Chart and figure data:

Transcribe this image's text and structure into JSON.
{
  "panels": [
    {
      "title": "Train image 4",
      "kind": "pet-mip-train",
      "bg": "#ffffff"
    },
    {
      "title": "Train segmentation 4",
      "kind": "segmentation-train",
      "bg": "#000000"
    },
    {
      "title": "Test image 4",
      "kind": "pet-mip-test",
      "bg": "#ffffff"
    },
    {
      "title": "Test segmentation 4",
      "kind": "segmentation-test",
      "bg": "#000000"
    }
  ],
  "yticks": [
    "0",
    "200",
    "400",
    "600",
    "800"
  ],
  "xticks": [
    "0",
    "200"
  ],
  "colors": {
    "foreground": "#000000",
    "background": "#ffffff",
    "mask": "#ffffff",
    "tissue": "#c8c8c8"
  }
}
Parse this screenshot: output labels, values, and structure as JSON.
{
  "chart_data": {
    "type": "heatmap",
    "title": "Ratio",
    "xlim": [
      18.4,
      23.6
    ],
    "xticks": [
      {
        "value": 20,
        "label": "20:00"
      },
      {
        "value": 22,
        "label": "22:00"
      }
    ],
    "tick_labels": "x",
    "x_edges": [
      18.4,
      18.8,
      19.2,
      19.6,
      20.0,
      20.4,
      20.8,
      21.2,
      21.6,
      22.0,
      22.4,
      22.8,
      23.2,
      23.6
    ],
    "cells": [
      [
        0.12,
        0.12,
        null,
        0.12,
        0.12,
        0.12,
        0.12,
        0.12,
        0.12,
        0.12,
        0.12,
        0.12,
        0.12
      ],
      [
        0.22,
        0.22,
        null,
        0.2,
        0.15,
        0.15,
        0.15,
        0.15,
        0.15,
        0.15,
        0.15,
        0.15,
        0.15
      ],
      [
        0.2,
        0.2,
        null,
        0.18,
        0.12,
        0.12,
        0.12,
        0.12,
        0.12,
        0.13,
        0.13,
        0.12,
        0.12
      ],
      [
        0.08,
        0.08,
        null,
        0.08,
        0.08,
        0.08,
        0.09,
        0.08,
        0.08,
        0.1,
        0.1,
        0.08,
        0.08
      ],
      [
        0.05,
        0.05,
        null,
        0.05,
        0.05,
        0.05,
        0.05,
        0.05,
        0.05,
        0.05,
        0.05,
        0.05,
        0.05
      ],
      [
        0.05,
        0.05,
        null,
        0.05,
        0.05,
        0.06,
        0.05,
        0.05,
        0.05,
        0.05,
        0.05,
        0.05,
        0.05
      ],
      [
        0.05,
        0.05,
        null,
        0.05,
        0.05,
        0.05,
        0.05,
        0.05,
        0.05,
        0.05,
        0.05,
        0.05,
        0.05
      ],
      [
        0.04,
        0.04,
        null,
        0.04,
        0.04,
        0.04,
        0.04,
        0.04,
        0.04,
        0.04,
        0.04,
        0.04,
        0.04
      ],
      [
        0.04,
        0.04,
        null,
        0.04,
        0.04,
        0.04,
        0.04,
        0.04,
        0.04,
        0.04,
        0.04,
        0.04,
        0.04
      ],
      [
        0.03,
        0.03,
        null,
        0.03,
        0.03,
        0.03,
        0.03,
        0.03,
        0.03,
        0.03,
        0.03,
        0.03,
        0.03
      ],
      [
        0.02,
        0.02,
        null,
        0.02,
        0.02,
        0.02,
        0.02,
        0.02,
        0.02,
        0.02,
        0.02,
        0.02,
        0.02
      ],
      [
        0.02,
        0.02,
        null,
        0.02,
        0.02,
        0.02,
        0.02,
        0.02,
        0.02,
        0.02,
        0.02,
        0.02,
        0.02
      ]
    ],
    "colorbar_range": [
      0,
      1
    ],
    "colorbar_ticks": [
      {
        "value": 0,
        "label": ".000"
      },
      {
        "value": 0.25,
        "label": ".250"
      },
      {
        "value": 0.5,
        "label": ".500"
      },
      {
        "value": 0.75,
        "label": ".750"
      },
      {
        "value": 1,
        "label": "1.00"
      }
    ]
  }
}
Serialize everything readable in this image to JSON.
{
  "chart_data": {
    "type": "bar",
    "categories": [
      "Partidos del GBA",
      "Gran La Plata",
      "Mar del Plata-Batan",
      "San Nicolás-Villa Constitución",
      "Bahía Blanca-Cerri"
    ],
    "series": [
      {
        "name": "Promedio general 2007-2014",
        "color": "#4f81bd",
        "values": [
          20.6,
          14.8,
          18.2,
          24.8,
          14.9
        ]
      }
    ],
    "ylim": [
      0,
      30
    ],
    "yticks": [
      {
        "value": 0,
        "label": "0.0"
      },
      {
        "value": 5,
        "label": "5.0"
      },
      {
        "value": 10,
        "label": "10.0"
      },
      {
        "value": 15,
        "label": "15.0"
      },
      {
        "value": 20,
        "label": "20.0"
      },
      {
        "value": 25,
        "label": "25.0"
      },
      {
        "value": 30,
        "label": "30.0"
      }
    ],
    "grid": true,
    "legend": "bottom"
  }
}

*Directions for this task*: Extract all of the data exactly as written.

*Solution for this problem*:
Transcribe this image's text and structure into JSON.
{
  "panels": [
    {
      "title": "Train image 4",
      "kind": "pet-mip-train",
      "bg": "#ffffff"
    },
    {
      "title": "Train segmentation 4",
      "kind": "segmentation-train",
      "bg": "#000000"
    },
    {
      "title": "Test image 4",
      "kind": "pet-mip-test",
      "bg": "#ffffff"
    },
    {
      "title": "Test segmentation 4",
      "kind": "segmentation-test",
      "bg": "#000000"
    }
  ],
  "yticks": [
    "0",
    "200",
    "400",
    "600",
    "800"
  ],
  "xticks": [
    "0",
    "200"
  ],
  "colors": {
    "foreground": "#000000",
    "background": "#ffffff",
    "mask": "#ffffff",
    "tissue": "#c8c8c8"
  }
}
Parse this screenshot: output labels, values, and structure as JSON.
{
  "chart_data": {
    "type": "heatmap",
    "title": "Ratio",
    "xlim": [
      18.4,
      23.6
    ],
    "xticks": [
      {
        "value": 20,
        "label": "20:00"
      },
      {
        "value": 22,
        "label": "22:00"
      }
    ],
    "tick_labels": "x",
    "x_edges": [
      18.4,
      18.8,
      19.2,
      19.6,
      20.0,
      20.4,
      20.8,
      21.2,
      21.6,
      22.0,
      22.4,
      22.8,
      23.2,
      23.6
    ],
    "cells": [
      [
        0.12,
        0.12,
        null,
        0.12,
        0.12,
        0.12,
        0.12,
        0.12,
        0.12,
        0.12,
        0.12,
        0.12,
        0.12
      ],
      [
        0.22,
        0.22,
        null,
        0.2,
        0.15,
        0.15,
        0.15,
        0.15,
        0.15,
        0.15,
        0.15,
        0.15,
        0.15
      ],
      [
        0.2,
        0.2,
        null,
        0.18,
        0.12,
        0.12,
        0.12,
        0.12,
        0.12,
        0.13,
        0.13,
        0.12,
        0.12
      ],
      [
        0.08,
        0.08,
        null,
        0.08,
        0.08,
        0.08,
        0.09,
        0.08,
        0.08,
        0.1,
        0.1,
        0.08,
        0.08
      ],
      [
        0.05,
        0.05,
        null,
        0.05,
        0.05,
        0.05,
        0.05,
        0.05,
        0.05,
        0.05,
        0.05,
        0.05,
        0.05
      ],
      [
        0.05,
        0.05,
        null,
        0.05,
        0.05,
        0.06,
        0.05,
        0.05,
        0.05,
        0.05,
        0.05,
        0.05,
        0.05
      ],
      [
        0.05,
        0.05,
        null,
        0.05,
        0.05,
        0.05,
        0.05,
        0.05,
        0.05,
        0.05,
        0.05,
        0.05,
        0.05
      ],
      [
        0.04,
        0.04,
        null,
        0.04,
        0.04,
        0.04,
        0.04,
        0.04,
        0.04,
        0.04,
        0.04,
        0.04,
        0.04
      ],
      [
        0.04,
        0.04,
        null,
        0.04,
        0.04,
        0.04,
        0.04,
        0.04,
        0.04,
        0.04,
        0.04,
        0.04,
        0.04
      ],
      [
        0.03,
        0.03,
        null,
        0.03,
        0.03,
        0.03,
        0.03,
        0.03,
        0.03,
        0.03,
        0.03,
        0.03,
        0.03
      ],
      [
        0.02,
        0.02,
        null,
        0.02,
        0.02,
        0.02,
        0.02,
        0.02,
        0.02,
        0.02,
        0.02,
        0.02,
        0.02
      ],
      [
        0.02,
        0.02,
        null,
        0.02,
        0.02,
        0.02,
        0.02,
        0.02,
        0.02,
        0.02,
        0.02,
        0.02,
        0.02
      ]
    ],
    "colorbar_range": [
      0,
      1
    ],
    "colorbar_ticks": [
      {
        "value": 0,
        "label": ".000"
      },
      {
        "value": 0.25,
        "label": ".250"
      },
      {
        "value": 0.5,
        "label": ".500"
      },
      {
        "value": 0.75,
        "label": ".750"
      },
      {
        "value": 1,
        "label": "1.00"
      }
    ]
  }
}
Serialize everything readable in this image to JSON.
{
  "chart_data": {
    "type": "bar",
    "categories": [
      "Partidos del GBA",
      "Gran La Plata",
      "Mar del Plata-Batan",
      "San Nicolás-Villa Constitución",
      "Bahía Blanca-Cerri"
    ],
    "series": [
      {
        "name": "Promedio general 2007-2014",
        "color": "#4f81bd",
        "values": [
          20.6,
          14.8,
          18.2,
          24.8,
          14.9
        ]
      }
    ],
    "ylim": [
      0,
      30
    ],
    "yticks": [
      {
        "value": 0,
        "label": "0.0"
      },
      {
        "value": 5,
        "label": "5.0"
      },
      {
        "value": 10,
        "label": "10.0"
      },
      {
        "value": 15,
        "label": "15.0"
      },
      {
        "value": 20,
        "label": "20.0"
      },
      {
        "value": 25,
        "label": "25.0"
      },
      {
        "value": 30,
        "label": "30.0"
      }
    ],
    "grid": true,
    "legend": "bottom"
  }
}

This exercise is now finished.